- GOAL -
Isolate every line in the data with the string "fitness" and copy it.

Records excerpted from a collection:
_ _ _

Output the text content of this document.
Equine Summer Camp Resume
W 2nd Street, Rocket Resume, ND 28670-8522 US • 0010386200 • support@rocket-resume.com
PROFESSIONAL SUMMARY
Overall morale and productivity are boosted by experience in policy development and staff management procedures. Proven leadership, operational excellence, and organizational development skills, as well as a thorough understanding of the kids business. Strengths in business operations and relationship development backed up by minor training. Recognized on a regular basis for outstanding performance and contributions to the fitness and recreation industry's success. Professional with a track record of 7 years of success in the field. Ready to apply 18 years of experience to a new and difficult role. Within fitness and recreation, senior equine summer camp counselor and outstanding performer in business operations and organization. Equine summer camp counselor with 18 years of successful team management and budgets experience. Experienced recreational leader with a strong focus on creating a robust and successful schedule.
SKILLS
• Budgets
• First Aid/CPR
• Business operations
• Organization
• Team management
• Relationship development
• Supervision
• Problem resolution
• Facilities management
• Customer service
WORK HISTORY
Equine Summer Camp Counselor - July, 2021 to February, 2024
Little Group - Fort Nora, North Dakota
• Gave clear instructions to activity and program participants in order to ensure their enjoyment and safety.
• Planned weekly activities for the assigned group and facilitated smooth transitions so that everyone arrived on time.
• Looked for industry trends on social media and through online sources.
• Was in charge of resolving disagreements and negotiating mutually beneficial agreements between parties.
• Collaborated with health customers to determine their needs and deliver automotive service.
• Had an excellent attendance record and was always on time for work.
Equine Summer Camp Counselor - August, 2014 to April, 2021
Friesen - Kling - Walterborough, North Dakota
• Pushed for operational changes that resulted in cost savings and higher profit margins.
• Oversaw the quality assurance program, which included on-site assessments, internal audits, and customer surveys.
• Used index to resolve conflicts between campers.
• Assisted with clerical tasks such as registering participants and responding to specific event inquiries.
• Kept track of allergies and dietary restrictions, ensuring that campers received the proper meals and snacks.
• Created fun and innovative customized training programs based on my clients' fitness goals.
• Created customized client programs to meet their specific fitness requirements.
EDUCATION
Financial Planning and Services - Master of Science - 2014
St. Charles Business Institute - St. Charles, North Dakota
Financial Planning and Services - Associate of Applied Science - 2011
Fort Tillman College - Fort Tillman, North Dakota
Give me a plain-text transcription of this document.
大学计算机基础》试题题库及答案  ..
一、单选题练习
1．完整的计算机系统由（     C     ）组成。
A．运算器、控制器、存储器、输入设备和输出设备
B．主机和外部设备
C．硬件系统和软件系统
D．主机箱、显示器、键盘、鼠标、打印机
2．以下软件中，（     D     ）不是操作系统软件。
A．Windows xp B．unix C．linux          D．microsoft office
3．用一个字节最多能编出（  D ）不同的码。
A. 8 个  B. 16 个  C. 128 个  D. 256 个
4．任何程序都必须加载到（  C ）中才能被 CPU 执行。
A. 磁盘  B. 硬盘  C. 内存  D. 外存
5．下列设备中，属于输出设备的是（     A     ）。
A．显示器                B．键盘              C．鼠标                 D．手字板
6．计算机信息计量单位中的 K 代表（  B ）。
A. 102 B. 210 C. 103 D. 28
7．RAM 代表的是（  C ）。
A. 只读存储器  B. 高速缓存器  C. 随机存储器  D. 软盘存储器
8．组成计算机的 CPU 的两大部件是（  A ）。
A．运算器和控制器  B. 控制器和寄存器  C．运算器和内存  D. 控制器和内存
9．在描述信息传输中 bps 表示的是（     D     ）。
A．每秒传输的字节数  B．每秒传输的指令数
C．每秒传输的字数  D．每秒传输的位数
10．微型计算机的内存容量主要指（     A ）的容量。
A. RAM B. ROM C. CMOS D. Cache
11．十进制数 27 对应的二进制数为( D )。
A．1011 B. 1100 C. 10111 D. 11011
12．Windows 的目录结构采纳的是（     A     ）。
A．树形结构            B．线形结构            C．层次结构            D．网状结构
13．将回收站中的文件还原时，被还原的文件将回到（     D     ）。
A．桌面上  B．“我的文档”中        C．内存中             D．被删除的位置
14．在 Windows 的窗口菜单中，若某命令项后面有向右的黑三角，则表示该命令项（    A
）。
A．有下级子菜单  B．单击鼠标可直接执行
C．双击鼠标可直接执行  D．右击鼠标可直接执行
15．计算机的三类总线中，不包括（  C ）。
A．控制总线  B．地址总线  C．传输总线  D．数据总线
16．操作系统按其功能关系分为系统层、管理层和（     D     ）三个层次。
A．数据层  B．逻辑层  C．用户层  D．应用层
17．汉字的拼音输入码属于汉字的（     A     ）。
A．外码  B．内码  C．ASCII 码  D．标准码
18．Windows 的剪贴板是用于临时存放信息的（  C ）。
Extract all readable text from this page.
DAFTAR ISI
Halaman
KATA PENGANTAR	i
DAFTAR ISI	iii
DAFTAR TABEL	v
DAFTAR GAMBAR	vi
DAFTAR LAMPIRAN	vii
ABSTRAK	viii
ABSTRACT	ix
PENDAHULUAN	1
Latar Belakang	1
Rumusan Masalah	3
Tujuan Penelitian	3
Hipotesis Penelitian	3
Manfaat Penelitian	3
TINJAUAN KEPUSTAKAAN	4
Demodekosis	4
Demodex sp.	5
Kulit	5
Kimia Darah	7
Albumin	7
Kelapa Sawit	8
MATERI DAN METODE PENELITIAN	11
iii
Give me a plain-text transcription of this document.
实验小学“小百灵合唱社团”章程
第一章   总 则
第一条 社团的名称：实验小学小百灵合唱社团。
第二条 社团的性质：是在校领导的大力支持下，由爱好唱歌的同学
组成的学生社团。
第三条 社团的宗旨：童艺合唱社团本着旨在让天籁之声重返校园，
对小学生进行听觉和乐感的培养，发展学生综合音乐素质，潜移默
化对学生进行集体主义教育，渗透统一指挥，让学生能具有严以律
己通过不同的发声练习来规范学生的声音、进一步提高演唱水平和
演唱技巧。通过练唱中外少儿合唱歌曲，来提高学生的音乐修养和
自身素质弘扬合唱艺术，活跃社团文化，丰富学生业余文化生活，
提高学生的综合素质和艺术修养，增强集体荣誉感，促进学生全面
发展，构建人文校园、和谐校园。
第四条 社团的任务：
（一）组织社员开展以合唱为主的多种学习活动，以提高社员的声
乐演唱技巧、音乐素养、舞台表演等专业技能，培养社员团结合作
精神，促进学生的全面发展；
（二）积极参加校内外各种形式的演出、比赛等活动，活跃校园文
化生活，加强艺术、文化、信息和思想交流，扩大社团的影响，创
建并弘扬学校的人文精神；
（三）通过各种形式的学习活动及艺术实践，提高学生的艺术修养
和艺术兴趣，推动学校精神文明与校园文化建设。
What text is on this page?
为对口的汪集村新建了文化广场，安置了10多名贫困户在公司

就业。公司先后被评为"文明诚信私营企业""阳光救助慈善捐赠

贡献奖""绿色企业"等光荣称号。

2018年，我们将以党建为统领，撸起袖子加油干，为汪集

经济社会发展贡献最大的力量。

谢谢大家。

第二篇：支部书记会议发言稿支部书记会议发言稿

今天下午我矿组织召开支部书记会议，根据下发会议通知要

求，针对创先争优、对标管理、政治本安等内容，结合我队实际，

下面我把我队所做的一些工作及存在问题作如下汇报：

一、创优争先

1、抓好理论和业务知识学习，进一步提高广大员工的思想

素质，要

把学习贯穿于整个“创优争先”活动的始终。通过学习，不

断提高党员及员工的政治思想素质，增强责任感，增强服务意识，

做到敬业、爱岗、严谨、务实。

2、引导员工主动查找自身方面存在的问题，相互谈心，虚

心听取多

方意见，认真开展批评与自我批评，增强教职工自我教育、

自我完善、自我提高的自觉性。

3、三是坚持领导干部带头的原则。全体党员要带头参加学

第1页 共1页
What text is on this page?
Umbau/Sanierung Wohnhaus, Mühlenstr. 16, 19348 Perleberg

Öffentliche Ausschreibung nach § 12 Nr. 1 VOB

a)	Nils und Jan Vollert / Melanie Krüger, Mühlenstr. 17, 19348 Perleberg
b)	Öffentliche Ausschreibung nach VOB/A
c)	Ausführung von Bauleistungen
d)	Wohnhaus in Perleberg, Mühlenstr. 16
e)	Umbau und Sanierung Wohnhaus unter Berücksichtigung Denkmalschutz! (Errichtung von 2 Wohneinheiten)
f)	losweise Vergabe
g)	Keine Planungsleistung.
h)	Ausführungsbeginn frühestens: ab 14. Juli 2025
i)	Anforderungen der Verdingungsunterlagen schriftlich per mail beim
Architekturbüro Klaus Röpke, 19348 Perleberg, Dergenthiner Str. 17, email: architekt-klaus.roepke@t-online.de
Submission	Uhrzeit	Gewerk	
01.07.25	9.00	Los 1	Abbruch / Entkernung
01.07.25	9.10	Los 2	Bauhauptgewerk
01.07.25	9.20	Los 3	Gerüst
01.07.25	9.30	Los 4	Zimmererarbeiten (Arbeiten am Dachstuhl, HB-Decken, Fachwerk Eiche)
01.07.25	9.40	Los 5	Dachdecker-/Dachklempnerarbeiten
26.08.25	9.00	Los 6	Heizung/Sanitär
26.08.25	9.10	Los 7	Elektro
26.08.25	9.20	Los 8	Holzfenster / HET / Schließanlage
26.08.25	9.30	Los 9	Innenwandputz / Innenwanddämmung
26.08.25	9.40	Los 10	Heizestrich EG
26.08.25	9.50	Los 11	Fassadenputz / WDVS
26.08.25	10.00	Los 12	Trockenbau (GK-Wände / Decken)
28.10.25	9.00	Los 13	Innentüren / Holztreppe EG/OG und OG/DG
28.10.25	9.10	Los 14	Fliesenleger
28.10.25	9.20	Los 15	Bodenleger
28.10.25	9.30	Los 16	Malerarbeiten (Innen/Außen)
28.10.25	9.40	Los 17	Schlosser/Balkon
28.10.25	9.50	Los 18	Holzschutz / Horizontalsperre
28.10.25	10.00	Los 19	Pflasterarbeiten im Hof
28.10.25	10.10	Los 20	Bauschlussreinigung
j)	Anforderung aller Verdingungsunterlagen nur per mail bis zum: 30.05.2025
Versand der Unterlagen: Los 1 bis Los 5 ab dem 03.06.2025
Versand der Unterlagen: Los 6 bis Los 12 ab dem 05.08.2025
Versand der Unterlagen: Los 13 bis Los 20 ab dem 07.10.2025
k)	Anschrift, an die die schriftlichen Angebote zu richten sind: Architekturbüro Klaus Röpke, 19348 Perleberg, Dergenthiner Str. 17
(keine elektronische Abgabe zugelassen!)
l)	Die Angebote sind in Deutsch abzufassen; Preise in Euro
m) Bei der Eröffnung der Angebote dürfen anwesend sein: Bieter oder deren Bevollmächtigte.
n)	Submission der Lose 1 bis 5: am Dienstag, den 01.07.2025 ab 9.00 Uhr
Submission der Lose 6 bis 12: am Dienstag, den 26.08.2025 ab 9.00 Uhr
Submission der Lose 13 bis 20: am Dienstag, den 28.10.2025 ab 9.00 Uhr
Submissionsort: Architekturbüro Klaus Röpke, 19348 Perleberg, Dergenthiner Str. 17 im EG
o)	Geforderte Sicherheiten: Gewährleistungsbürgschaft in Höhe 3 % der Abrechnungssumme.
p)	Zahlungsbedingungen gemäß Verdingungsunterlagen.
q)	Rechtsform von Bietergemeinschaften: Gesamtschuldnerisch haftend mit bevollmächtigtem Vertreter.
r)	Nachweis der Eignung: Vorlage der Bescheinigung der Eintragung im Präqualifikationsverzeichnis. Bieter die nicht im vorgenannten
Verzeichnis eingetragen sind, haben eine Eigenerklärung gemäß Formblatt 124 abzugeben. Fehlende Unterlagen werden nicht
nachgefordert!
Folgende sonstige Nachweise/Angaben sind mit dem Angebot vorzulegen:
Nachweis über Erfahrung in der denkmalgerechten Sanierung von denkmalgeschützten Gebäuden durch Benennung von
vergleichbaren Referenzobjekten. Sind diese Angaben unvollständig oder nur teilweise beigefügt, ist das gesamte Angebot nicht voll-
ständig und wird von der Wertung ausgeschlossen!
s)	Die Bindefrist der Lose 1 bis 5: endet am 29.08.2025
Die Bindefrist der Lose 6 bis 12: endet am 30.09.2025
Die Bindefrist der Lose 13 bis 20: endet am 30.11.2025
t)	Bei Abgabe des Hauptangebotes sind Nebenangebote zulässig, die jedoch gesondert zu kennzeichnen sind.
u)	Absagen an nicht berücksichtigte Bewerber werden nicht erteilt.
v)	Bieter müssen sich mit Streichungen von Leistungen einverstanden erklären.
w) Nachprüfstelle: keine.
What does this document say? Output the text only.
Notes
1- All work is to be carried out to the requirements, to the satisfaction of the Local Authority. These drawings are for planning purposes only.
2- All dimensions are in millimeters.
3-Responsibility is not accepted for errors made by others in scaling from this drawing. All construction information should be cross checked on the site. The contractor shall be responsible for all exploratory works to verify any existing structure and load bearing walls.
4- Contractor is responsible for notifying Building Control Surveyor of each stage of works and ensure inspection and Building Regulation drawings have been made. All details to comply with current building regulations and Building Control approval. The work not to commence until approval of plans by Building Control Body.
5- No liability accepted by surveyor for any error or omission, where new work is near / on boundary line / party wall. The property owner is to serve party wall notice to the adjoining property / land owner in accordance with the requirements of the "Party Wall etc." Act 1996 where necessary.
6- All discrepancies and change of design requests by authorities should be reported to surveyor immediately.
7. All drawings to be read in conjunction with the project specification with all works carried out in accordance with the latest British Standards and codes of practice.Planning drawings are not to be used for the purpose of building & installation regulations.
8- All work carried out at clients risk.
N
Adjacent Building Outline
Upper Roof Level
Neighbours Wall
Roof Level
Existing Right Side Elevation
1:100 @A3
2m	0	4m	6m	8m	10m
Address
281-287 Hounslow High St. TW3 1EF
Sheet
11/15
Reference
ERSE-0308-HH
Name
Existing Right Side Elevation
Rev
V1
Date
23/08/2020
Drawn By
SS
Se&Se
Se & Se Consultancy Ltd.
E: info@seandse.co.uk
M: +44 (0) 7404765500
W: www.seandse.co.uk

_ _ _

- TASK ANSWER -
Overall morale and productivity are boosted by experience in policy development and staff management procedures. Proven leadership, operational excellence, and organizational development skills, as well as a thorough understanding of the kids business. Strengths in business operations and relationship development backed up by minor training. Recognized on a regular basis for outstanding performance and contributions to the fitness and recreation industry's success. Professional with a track record of 7 years of success in the field. Ready to apply 18 years of experience to a new and difficult role. Within fitness and recreation, senior equine summer camp counselor and outstanding performer in business operations and organization. Equine summer camp counselor with 18 years of successful team management and budgets experience. Experienced recreational leader with a strong focus on creating a robust and successful schedule.
• Created fun and innovative customized training programs based on my clients' fitness goals.
• Created customized client programs to meet their specific fitness requirements.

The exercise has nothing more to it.